Task list >>
1. In the passage on the Destiny orbital yacht, why does Spencer expect yachts like Destiny to remain luxury items? Answer in one to three sentences.
2. Turn the paragraph of the Destiny orbital yacht passage that begins "The totally enclosed orbital yacht" into a bulleted list that keeps its main facts.
3. Does the passage on the Destiny orbital yacht support each of these statements? (a) The yacht has room for 10 passengers. (b) The float sphere is 300 feet in diameter. (c) Destiny's structures would be assembled on Earth before launch. For each, answer yes or no and quote the words from the passage that decide it.

Passage given >>
= = =
The totally enclosed orbital yacht is about 300 feet long and the sails are designed to collect solar energy and radiate heat away. The interior design is modeled after an ocean-roaming yacht in terms of cabin rooms and bar areas. There is room for 10 passengers and close to 10 crew members, as well as robots to run services. In the center of the space vehicle is what Spencer calls a float sphere, 60-foot in diameter, where people may dance, play sports and perform other activities in zero gravity.

“My whole vision of space architecture is inflatable structures connected together,” Spencer says. “In the earlier days, you have a hard structure that the inflatables are connected to. .  . But as the sophistication of the inflatable structures advances, you won't eventually need a hard structure to connect them to.”

Destiny is designed based on this developing technology.  Similar to the way the ISS was built, the structures would be brought up into space via different vehicles and then assembled there. The design also incorporates technology trends toward miniaturization as well as smart and self-powered features.

Orbital cruise ships would later enter the mass market, Spencer says, whereas orbital yachts like Destiny would be luxury items because it is still too expensive to travel to space and the technology is only in the early stages.

Similar to the airport and taxi system, Spencer envisions a vehicle would take passengers from Earth to orbit, they would stop at an orbital station, and finally “space taxis” would take passengers further out to space where the orbital yachts are.

“Probably if we had the money, we could probably do Destiny in 10 years,” Spencer says. 

The private sector's access to and development in space is likely to accelerate as a result of the White House's new direction for NASA, he says. Under Obama's budget proposal in February to Congress, the federal space agency would establish commercial partnerships with private space enterprises to ferry astronauts to the ISS instead of operating its own spacecraft.
= = =
Supplied material >>
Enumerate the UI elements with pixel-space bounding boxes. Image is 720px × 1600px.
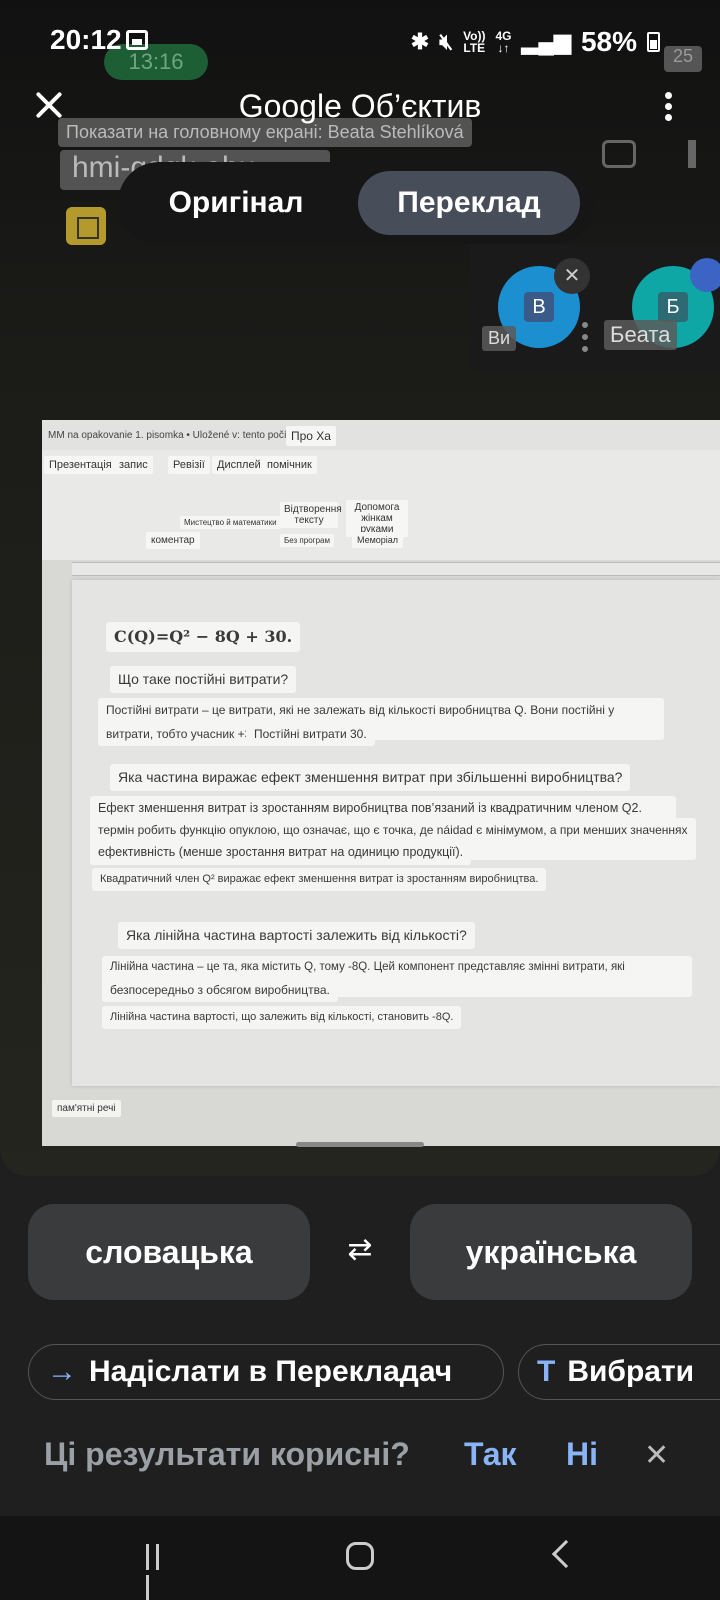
= = =
Results of the exercise >>
1. Spencer expects orbital yachts like Destiny to be luxury items because space travel is still too expensive and the technology is only in its early stages. In contrast, he says orbital cruise ships would later reach the mass market.

2.
- The yacht is totally enclosed and about 300 feet long.
- Its sails collect solar energy and radiate heat away.
- Its cabin rooms and bar areas are modeled after an ocean-roaming yacht.
- It holds 10 passengers, close to 10 crew members, and robots that run services.
- At its center is a float sphere, 60 feet in diameter, where people may dance, play sports and do other activities in zero gravity.

3.
(a) Yes: "There is room for 10 passengers and close to 10 crew members"
(b) No: "a float sphere, 60-foot in diameter"
(c) No: "the structures would be brought up into space via different vehicles and then assembled there"